▶ **APPLY WHAT YOU READ**
A - In the text on inflammatory markers and hormones, were higher CRP levels associated with lower pituitary hormone BA-Z scores in males or in females?
B - Summarize the text on inflammatory markers and hormones in two sentences.
C - Reproduce the text on inflammatory markers and hormones from "Correlation Coefficient" to "stronger in males.".

▶ **SELECTED TEXT**
Table 6 shows that in males, inflammatory markers were associated with testosterone Z scores and LH BA-Z scores. In females, inflammatory markers were not associated with estradiol or FSH Z scores.

Table 6.

Correlation of Inflammatory Markers with Pituitary and Sex Hormone Z scores

Female Male
Estradiol
CA-Z
(N=35)		 Estradiol
BA-Z
(N=17)		 FSH
CA-Z
(N=35)		 FSH
BA-Z
(N=17)		 Testosterone
CA-Z
(N=47)		 Testosterone
BA-Z
(N=32)		 LH
CA-Z
(N=47)		 LH
BA-Z
(N=32)
ESR −0.06*
(.73)** 		−.13
(.63)		 −0.11
(.52)		 −0.28
(.28)		 −0.35
(.02)		 −0.49
(.004)		 −0.27
(.06)		 −0.53
(.002)
CRP −0.12
(.50)		 0.07
(.80)		 −0.08
(.64)		 −0.06
(.82)		 −0.31
(.03)		 −0.39
(.03)		 −0.12
(.43)		 −0.52
(.003)
Albumin 0.18
(.29)		 .23
(.38)		 .20
(.25)		 .20
(.44)		 .40
(.005)		 .48
(.005)		 .26
(.07)		 .51
(.003)
Open in a new tab
*

Correlation Coefficient

**

P Value

We assessed evidence for modification by sex of the relationship between inflammatory markers and hormone levels. We found that sex modified the effect of CRP on pituitary hormone BA-Z scores (p=.05); specifically, higher levels of CRP were associated with lower pituitary hormone BA-Z scores in males, not females. We found suggestive evidence that sex modified 1) the effect of albumin on IGF-1 BA-Z scores (p=.07); and 2) the effect of CRP (p=.09) and albumin (p=.09) on IGFBP-3 BA-Z scores. In each of these pathways, the effect of the inflammatory marker tended to be more pronounced in males. Similarly, sex modified the influence of sex hormone CA-Z scores on IGF-1 CA-Z scores (p=.09), with the effect marginally stronger in males.

Results were unchanged in sensitivity analyses in which we trimmed Z scores to remove outliers.

DISCUSSION

The sex differences in IGF-1 levels reported in this study provide a potential basis for understanding the etiology of growth impairment in CD. The mechanisms responsible for growth impairment in CD may also apply in other chronic inflammatory diseases.

Collected data entries
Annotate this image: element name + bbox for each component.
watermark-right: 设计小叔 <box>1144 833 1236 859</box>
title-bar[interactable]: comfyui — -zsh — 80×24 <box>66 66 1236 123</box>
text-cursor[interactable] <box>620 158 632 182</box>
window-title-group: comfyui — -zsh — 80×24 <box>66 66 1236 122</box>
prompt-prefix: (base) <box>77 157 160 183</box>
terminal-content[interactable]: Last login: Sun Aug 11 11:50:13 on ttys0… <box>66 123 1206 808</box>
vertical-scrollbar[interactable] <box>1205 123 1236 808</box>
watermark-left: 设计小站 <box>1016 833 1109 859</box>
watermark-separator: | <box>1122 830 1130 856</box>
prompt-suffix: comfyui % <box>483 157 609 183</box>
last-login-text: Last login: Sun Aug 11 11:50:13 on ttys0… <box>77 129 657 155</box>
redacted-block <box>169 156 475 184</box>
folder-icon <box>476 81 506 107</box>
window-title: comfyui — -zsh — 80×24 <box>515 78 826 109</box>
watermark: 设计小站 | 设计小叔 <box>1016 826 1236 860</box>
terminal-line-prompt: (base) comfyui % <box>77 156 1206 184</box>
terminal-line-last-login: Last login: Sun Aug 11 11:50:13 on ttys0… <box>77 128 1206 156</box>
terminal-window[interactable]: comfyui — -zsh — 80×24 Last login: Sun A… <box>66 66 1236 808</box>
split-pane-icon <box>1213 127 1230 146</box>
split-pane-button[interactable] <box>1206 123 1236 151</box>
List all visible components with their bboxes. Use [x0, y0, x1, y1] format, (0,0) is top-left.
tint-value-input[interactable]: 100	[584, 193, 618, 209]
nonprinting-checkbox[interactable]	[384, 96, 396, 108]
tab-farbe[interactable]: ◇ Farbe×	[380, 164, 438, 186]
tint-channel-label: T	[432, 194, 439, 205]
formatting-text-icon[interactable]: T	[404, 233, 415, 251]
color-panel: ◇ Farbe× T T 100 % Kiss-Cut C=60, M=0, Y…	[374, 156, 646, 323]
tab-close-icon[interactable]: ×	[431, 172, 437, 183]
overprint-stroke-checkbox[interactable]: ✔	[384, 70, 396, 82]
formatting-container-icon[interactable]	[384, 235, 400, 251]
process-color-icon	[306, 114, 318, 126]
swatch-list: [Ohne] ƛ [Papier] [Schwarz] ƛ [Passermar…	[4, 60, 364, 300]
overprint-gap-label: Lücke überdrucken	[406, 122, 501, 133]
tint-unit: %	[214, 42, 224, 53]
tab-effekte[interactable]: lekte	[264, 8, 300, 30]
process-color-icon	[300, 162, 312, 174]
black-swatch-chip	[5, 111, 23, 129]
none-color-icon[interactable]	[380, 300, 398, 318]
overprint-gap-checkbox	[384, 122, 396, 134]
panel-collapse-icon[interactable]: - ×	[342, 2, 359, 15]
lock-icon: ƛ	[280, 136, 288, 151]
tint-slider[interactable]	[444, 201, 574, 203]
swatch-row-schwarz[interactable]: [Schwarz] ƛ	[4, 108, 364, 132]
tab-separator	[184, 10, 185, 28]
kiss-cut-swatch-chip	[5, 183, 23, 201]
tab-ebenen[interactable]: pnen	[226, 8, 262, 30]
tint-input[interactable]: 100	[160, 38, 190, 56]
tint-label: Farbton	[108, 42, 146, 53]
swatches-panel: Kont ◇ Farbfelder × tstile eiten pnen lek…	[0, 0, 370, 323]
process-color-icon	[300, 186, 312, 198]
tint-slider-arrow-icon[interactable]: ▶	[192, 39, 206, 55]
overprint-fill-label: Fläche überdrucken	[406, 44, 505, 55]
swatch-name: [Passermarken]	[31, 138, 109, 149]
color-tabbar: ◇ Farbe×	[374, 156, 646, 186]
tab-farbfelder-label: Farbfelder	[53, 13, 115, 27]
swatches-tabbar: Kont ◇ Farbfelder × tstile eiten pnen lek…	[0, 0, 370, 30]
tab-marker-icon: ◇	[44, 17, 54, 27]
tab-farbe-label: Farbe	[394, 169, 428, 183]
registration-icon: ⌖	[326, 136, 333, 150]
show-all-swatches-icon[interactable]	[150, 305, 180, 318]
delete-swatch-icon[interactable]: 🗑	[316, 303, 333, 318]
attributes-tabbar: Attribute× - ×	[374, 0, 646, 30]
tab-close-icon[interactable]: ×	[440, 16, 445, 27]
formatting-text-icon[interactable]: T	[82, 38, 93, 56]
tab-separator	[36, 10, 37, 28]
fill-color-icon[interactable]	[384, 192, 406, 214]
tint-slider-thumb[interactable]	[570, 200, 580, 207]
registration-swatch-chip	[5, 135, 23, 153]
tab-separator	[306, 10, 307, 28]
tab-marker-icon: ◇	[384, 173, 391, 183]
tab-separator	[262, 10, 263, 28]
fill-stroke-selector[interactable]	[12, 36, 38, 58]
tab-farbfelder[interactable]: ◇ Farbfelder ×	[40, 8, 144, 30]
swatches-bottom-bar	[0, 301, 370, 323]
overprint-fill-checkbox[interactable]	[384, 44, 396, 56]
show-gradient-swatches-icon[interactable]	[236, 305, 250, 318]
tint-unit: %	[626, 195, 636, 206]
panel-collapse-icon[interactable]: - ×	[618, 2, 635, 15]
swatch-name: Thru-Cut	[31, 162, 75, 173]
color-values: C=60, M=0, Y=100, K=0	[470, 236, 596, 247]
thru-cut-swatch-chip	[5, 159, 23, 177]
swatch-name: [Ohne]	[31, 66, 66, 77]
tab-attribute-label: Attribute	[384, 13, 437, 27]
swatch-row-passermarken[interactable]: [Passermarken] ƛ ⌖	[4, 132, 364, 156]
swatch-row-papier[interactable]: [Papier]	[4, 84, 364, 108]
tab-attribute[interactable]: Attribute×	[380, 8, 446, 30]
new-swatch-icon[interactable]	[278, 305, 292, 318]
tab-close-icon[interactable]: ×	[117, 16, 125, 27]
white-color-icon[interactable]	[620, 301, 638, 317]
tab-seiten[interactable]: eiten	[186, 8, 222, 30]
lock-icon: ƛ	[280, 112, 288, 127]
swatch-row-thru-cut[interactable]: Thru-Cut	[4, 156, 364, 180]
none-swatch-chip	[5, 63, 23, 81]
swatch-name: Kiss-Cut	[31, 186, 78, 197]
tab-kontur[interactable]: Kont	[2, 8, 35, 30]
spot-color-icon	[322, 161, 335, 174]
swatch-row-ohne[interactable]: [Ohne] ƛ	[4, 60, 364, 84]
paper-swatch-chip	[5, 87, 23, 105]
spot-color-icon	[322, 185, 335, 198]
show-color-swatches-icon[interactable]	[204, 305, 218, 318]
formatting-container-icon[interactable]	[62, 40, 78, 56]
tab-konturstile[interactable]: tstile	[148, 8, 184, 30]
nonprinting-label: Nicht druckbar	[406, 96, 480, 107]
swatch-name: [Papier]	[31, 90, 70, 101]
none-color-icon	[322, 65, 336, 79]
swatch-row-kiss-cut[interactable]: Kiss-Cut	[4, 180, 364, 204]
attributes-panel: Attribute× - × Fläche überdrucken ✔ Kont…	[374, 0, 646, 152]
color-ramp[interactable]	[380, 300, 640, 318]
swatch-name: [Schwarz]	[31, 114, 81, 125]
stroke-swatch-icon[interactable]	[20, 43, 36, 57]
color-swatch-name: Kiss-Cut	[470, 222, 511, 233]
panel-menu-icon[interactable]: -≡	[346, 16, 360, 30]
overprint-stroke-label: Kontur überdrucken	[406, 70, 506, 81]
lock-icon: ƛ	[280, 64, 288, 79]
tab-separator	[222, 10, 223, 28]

▶ **ANSWERS TO THE EXERCISE**
A - In males.

B - In males, inflammatory markers were associated with testosterone Z scores and LH BA-Z scores, while in females they were not associated with estradiol or FSH Z scores. Sex modified the effect of CRP on pituitary hormone BA-Z scores, the effects of inflammatory markers tended to be more pronounced in males, and the results were unchanged when outliers were trimmed.

C -
Correlation Coefficient

**

P Value

We assessed evidence for modification by sex of the relationship between inflammatory markers and hormone levels. We found that sex modified the effect of CRP on pituitary hormone BA-Z scores (p=.05); specifically, higher levels of CRP were associated with lower pituitary hormone BA-Z scores in males, not females. We found suggestive evidence that sex modified 1) the effect of albumin on IGF-1 BA-Z scores (p=.07); and 2) the effect of CRP (p=.09) and albumin (p=.09) on IGFBP-3 BA-Z scores. In each of these pathways, the effect of the inflammatory marker tended to be more pronounced in males. Similarly, sex modified the influence of sex hormone CA-Z scores on IGF-1 CA-Z scores (p=.09), with the effect marginally stronger in males.